=== Begin Enclosure ===

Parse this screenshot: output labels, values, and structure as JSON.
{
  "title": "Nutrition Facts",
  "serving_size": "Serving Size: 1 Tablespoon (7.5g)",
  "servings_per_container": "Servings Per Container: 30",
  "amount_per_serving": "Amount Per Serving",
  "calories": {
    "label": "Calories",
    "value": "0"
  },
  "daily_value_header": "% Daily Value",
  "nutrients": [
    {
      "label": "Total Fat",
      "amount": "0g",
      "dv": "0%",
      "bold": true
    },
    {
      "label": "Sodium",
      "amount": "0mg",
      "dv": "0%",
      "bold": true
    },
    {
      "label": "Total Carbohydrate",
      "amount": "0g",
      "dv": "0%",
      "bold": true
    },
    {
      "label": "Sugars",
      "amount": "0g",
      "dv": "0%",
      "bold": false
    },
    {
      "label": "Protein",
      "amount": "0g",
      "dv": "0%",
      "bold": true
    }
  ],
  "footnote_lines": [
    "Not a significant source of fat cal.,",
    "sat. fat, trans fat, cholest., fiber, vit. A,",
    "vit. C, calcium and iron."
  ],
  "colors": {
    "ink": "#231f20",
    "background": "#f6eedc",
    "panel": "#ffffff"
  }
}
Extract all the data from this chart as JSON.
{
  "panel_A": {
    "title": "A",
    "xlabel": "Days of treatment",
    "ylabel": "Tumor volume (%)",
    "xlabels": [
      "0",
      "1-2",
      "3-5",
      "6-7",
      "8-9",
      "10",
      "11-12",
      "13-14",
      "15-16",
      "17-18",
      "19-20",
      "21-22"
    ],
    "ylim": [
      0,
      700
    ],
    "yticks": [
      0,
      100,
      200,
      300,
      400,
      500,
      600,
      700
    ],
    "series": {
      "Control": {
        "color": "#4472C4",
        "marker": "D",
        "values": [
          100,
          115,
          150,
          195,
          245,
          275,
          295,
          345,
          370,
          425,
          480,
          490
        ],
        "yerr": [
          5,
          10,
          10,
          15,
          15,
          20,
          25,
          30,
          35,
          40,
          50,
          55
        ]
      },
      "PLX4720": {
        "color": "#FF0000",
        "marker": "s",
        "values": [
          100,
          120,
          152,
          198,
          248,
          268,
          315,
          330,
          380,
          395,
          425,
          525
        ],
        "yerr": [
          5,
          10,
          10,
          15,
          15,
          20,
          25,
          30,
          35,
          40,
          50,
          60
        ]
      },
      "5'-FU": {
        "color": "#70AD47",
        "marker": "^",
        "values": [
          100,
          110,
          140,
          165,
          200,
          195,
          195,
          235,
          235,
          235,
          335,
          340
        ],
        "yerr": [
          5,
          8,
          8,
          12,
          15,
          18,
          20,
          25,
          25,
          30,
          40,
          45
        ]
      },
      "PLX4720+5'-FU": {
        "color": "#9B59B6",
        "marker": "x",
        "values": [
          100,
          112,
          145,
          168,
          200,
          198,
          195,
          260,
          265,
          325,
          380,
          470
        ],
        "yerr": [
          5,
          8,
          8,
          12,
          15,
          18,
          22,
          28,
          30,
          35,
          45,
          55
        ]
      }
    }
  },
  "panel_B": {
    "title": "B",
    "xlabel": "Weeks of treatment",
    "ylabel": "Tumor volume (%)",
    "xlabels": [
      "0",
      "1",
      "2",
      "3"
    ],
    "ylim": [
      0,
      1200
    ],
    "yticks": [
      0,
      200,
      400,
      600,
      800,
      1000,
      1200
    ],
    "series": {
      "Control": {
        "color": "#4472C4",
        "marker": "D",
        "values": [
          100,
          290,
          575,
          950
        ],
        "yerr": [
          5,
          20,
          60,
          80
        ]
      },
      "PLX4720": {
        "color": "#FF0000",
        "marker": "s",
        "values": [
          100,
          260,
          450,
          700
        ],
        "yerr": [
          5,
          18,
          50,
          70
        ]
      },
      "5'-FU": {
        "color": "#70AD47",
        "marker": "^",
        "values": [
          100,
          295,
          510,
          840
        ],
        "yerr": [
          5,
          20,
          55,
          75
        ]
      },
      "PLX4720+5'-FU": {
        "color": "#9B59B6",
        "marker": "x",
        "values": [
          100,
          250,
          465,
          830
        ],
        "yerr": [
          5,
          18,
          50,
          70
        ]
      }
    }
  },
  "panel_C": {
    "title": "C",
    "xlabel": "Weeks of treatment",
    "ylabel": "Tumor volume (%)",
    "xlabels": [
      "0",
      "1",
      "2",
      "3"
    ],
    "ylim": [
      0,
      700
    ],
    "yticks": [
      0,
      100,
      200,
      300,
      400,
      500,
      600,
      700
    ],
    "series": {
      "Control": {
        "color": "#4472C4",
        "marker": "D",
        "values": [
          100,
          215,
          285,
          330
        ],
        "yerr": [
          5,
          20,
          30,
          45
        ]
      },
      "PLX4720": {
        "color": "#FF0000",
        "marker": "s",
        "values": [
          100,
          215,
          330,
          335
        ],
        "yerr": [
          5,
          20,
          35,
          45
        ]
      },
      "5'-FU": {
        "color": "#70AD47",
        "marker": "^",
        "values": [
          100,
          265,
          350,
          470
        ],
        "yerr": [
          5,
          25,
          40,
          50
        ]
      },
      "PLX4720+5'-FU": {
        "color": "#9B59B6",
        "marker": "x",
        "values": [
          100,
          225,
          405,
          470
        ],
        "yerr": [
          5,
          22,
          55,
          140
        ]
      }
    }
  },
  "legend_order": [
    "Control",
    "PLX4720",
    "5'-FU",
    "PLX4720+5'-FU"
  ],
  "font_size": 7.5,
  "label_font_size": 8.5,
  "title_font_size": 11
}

=== End Enclosure ===

Filter the entries and keep only the lines holding "this".

Parse this screenshot: output labels, values, and structure as JSON.
Extract all the data from this chart as JSON.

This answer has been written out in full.